** Start Records to process **

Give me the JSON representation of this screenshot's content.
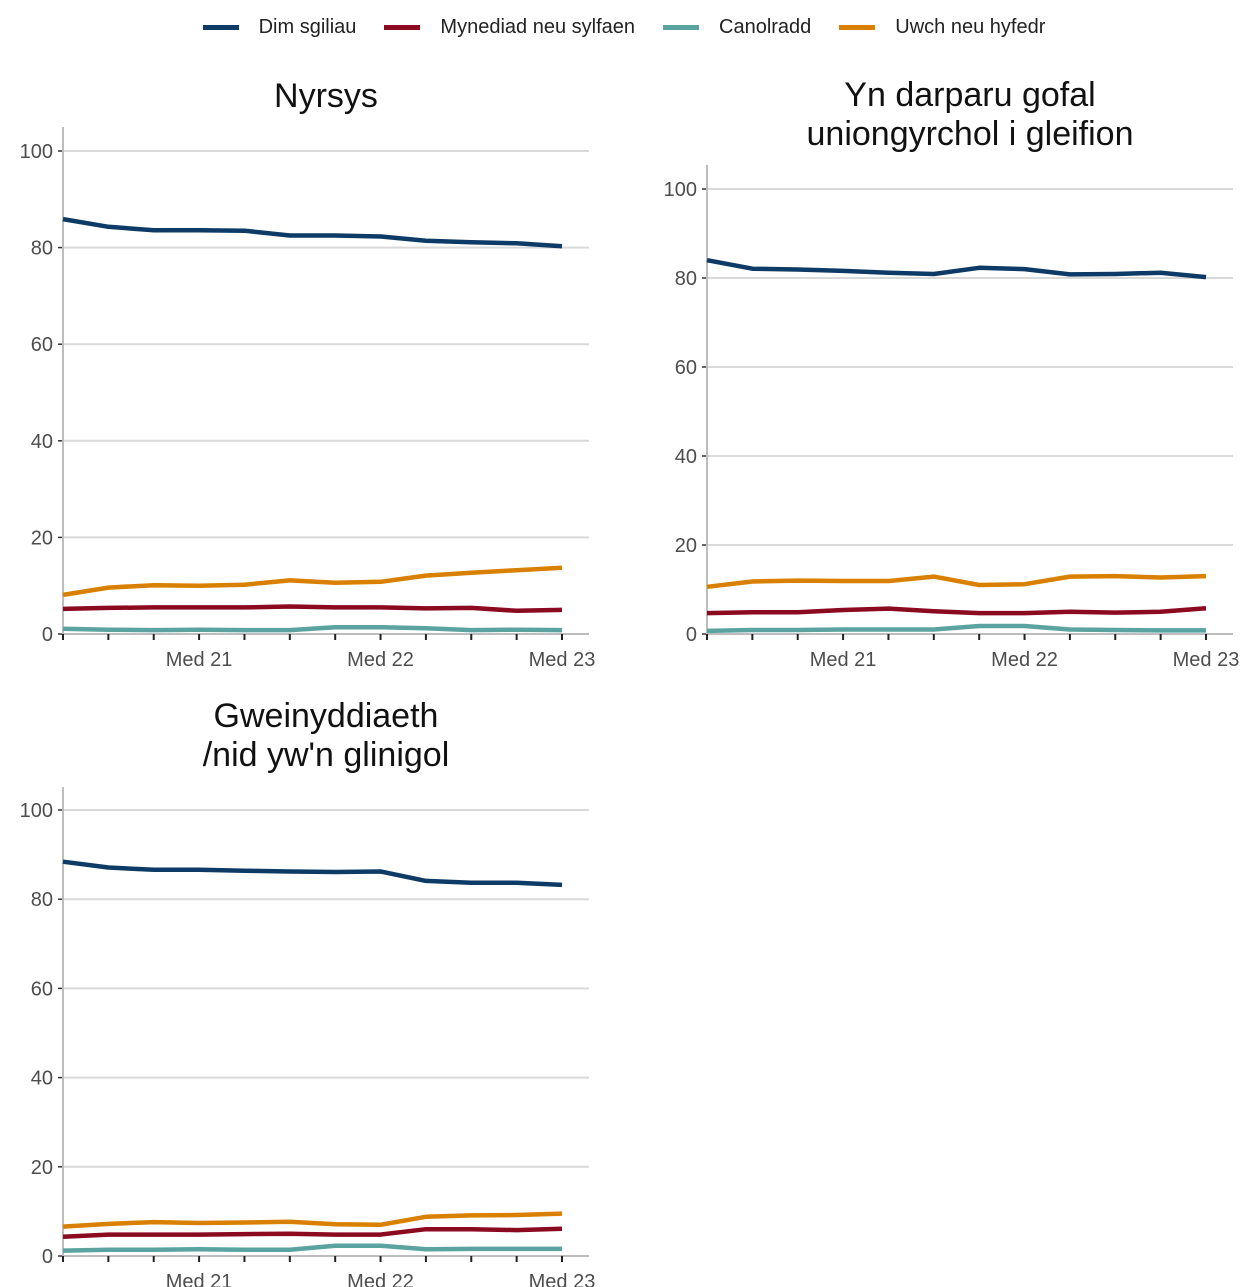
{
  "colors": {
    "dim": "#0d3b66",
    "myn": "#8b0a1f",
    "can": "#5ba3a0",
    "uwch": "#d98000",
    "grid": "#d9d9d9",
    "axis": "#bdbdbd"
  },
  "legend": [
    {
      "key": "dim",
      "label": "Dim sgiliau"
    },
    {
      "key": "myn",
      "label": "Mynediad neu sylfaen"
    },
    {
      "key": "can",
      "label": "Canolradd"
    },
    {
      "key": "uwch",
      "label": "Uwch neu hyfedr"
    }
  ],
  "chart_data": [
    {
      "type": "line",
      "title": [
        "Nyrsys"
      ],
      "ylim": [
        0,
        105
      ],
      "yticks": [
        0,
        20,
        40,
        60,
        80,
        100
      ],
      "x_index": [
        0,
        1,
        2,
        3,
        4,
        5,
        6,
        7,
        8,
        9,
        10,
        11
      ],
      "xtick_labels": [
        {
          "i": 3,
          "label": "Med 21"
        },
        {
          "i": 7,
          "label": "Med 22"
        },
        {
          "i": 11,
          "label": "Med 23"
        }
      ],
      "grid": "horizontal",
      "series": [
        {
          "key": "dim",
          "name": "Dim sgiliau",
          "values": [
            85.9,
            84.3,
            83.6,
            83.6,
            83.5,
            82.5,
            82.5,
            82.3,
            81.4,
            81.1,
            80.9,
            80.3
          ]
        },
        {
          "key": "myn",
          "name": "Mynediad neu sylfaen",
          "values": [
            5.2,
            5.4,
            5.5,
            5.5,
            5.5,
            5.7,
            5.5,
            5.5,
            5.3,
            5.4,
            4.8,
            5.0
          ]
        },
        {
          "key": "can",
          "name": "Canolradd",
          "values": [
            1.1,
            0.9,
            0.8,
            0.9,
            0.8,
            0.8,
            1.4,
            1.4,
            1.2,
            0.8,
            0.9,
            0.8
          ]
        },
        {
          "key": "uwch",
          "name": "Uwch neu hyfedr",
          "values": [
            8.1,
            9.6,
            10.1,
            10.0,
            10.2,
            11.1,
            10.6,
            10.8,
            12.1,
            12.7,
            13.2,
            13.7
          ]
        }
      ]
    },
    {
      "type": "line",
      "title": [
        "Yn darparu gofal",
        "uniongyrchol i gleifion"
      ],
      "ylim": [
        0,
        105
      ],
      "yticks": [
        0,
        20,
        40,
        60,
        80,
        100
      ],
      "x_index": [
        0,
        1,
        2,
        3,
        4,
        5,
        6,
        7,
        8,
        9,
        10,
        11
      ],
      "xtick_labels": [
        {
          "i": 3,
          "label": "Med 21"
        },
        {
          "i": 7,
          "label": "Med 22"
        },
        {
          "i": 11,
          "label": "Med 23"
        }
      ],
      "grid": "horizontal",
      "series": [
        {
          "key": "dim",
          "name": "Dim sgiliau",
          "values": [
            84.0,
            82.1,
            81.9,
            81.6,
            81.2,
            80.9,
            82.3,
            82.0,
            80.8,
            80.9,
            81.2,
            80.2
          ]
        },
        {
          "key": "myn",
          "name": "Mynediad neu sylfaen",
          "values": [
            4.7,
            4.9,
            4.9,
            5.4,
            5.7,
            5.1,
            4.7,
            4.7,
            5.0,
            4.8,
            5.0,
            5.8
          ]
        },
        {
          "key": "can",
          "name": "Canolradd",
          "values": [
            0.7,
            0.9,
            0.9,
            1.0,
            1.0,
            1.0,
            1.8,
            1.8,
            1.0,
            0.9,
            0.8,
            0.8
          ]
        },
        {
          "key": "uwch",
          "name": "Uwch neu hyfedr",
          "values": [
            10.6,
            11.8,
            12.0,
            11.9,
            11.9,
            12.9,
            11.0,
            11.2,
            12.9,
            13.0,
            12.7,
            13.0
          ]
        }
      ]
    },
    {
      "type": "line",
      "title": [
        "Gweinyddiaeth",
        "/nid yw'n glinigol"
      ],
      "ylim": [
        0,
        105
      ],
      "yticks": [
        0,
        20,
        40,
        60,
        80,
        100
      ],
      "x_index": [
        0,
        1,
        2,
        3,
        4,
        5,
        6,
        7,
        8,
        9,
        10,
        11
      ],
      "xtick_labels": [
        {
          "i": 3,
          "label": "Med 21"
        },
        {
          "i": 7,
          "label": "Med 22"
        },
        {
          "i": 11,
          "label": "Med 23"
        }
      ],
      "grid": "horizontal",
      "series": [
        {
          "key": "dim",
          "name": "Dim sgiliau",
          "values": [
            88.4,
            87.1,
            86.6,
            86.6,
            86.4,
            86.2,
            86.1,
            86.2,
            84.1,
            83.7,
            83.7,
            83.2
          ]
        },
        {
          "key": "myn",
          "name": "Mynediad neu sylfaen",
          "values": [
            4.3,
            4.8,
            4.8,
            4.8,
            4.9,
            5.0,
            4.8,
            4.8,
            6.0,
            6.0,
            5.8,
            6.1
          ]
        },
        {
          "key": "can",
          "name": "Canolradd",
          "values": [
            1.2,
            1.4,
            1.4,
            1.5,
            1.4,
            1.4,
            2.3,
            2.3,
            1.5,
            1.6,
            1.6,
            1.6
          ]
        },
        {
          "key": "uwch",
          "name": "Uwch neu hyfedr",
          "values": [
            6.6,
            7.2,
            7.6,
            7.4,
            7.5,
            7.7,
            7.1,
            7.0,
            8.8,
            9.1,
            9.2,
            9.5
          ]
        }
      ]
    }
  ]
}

** End Records to process **

> Task directions:
Reproduce the material in full, word for word, and omit the pictures.

> Exercise output:
Give me the JSON representation of this screenshot's content.
{
  "colors": {
    "dim": "#0d3b66",
    "myn": "#8b0a1f",
    "can": "#5ba3a0",
    "uwch": "#d98000",
    "grid": "#d9d9d9",
    "axis": "#bdbdbd"
  },
  "legend": [
    {
      "key": "dim",
      "label": "Dim sgiliau"
    },
    {
      "key": "myn",
      "label": "Mynediad neu sylfaen"
    },
    {
      "key": "can",
      "label": "Canolradd"
    },
    {
      "key": "uwch",
      "label": "Uwch neu hyfedr"
    }
  ],
  "chart_data": [
    {
      "type": "line",
      "title": [
        "Nyrsys"
      ],
      "ylim": [
        0,
        105
      ],
      "yticks": [
        0,
        20,
        40,
        60,
        80,
        100
      ],
      "x_index": [
        0,
        1,
        2,
        3,
        4,
        5,
        6,
        7,
        8,
        9,
        10,
        11
      ],
      "xtick_labels": [
        {
          "i": 3,
          "label": "Med 21"
        },
        {
          "i": 7,
          "label": "Med 22"
        },
        {
          "i": 11,
          "label": "Med 23"
        }
      ],
      "grid": "horizontal",
      "series": [
        {
          "key": "dim",
          "name": "Dim sgiliau",
          "values": [
            85.9,
            84.3,
            83.6,
            83.6,
            83.5,
            82.5,
            82.5,
            82.3,
            81.4,
            81.1,
            80.9,
            80.3
          ]
        },
        {
          "key": "myn",
          "name": "Mynediad neu sylfaen",
          "values": [
            5.2,
            5.4,
            5.5,
            5.5,
            5.5,
            5.7,
            5.5,
            5.5,
            5.3,
            5.4,
            4.8,
            5.0
          ]
        },
        {
          "key": "can",
          "name": "Canolradd",
          "values": [
            1.1,
            0.9,
            0.8,
            0.9,
            0.8,
            0.8,
            1.4,
            1.4,
            1.2,
            0.8,
            0.9,
            0.8
          ]
        },
        {
          "key": "uwch",
          "name": "Uwch neu hyfedr",
          "values": [
            8.1,
            9.6,
            10.1,
            10.0,
            10.2,
            11.1,
            10.6,
            10.8,
            12.1,
            12.7,
            13.2,
            13.7
          ]
        }
      ]
    },
    {
      "type": "line",
      "title": [
        "Yn darparu gofal",
        "uniongyrchol i gleifion"
      ],
      "ylim": [
        0,
        105
      ],
      "yticks": [
        0,
        20,
        40,
        60,
        80,
        100
      ],
      "x_index": [
        0,
        1,
        2,
        3,
        4,
        5,
        6,
        7,
        8,
        9,
        10,
        11
      ],
      "xtick_labels": [
        {
          "i": 3,
          "label": "Med 21"
        },
        {
          "i": 7,
          "label": "Med 22"
        },
        {
          "i": 11,
          "label": "Med 23"
        }
      ],
      "grid": "horizontal",
      "series": [
        {
          "key": "dim",
          "name": "Dim sgiliau",
          "values": [
            84.0,
            82.1,
            81.9,
            81.6,
            81.2,
            80.9,
            82.3,
            82.0,
            80.8,
            80.9,
            81.2,
            80.2
          ]
        },
        {
          "key": "myn",
          "name": "Mynediad neu sylfaen",
          "values": [
            4.7,
            4.9,
            4.9,
            5.4,
            5.7,
            5.1,
            4.7,
            4.7,
            5.0,
            4.8,
            5.0,
            5.8
          ]
        },
        {
          "key": "can",
          "name": "Canolradd",
          "values": [
            0.7,
            0.9,
            0.9,
            1.0,
            1.0,
            1.0,
            1.8,
            1.8,
            1.0,
            0.9,
            0.8,
            0.8
          ]
        },
        {
          "key": "uwch",
          "name": "Uwch neu hyfedr",
          "values": [
            10.6,
            11.8,
            12.0,
            11.9,
            11.9,
            12.9,
            11.0,
            11.2,
            12.9,
            13.0,
            12.7,
            13.0
          ]
        }
      ]
    },
    {
      "type": "line",
      "title": [
        "Gweinyddiaeth",
        "/nid yw'n glinigol"
      ],
      "ylim": [
        0,
        105
      ],
      "yticks": [
        0,
        20,
        40,
        60,
        80,
        100
      ],
      "x_index": [
        0,
        1,
        2,
        3,
        4,
        5,
        6,
        7,
        8,
        9,
        10,
        11
      ],
      "xtick_labels": [
        {
          "i": 3,
          "label": "Med 21"
        },
        {
          "i": 7,
          "label": "Med 22"
        },
        {
          "i": 11,
          "label": "Med 23"
        }
      ],
      "grid": "horizontal",
      "series": [
        {
          "key": "dim",
          "name": "Dim sgiliau",
          "values": [
            88.4,
            87.1,
            86.6,
            86.6,
            86.4,
            86.2,
            86.1,
            86.2,
            84.1,
            83.7,
            83.7,
            83.2
          ]
        },
        {
          "key": "myn",
          "name": "Mynediad neu sylfaen",
          "values": [
            4.3,
            4.8,
            4.8,
            4.8,
            4.9,
            5.0,
            4.8,
            4.8,
            6.0,
            6.0,
            5.8,
            6.1
          ]
        },
        {
          "key": "can",
          "name": "Canolradd",
          "values": [
            1.2,
            1.4,
            1.4,
            1.5,
            1.4,
            1.4,
            2.3,
            2.3,
            1.5,
            1.6,
            1.6,
            1.6
          ]
        },
        {
          "key": "uwch",
          "name": "Uwch neu hyfedr",
          "values": [
            6.6,
            7.2,
            7.6,
            7.4,
            7.5,
            7.7,
            7.1,
            7.0,
            8.8,
            9.1,
            9.2,
            9.5
          ]
        }
      ]
    }
  ]
}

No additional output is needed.